Aim of the task — Single out each line with the word "curious" and copy it.

(Recorded data)
-- Start --
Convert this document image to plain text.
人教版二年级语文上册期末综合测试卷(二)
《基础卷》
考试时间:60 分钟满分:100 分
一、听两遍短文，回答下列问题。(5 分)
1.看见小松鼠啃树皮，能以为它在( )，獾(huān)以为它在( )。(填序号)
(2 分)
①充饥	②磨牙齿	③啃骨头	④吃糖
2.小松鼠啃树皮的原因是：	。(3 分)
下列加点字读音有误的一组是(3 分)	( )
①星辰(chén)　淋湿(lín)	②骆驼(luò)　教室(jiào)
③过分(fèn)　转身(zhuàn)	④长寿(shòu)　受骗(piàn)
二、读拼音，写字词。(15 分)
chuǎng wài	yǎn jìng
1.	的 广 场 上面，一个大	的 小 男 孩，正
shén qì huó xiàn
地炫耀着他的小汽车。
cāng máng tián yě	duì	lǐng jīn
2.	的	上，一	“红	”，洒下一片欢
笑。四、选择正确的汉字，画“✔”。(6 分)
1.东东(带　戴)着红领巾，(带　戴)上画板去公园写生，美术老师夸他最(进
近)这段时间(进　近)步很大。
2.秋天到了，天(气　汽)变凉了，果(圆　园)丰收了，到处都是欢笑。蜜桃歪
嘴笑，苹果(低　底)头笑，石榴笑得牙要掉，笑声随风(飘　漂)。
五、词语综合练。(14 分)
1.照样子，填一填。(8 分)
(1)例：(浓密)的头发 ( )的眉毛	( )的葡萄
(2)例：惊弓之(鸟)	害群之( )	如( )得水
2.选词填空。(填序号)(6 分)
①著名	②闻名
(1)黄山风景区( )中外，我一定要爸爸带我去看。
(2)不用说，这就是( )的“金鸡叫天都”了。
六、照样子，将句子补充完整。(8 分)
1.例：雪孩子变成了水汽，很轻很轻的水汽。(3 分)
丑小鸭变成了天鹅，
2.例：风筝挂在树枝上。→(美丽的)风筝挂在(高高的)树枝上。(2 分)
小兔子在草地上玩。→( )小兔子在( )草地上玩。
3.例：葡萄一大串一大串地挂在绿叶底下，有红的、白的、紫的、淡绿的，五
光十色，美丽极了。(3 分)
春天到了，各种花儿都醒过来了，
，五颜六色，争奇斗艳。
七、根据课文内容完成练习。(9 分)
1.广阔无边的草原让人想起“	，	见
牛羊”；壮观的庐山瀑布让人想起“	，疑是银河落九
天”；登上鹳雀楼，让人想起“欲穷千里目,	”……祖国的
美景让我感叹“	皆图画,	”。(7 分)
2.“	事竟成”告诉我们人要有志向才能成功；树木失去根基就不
-- End --
-- Start --
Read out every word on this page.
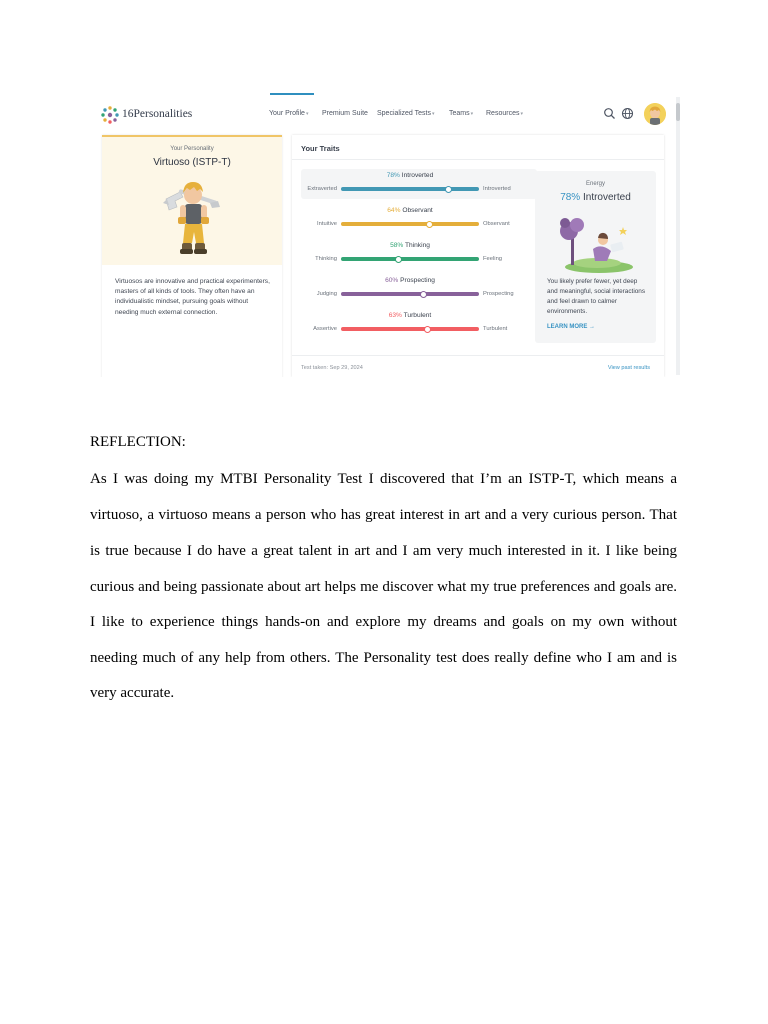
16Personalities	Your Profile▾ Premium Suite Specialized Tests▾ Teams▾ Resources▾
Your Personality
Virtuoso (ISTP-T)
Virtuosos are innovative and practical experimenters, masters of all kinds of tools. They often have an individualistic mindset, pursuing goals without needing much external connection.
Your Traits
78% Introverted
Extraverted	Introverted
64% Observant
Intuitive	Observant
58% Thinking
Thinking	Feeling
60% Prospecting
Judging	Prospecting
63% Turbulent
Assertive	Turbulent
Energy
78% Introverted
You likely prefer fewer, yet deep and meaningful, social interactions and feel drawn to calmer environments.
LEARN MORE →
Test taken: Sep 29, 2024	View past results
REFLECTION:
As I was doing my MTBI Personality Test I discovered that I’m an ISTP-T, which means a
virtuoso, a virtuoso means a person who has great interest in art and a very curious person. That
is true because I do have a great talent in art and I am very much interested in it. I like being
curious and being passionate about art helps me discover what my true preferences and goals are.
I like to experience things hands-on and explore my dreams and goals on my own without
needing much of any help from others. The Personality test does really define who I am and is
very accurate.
-- End --
Result for this task —
virtuoso, a virtuoso means a person who has great interest in art and a very curious person. That
curious and being passionate about art helps me discover what my true preferences and goals are.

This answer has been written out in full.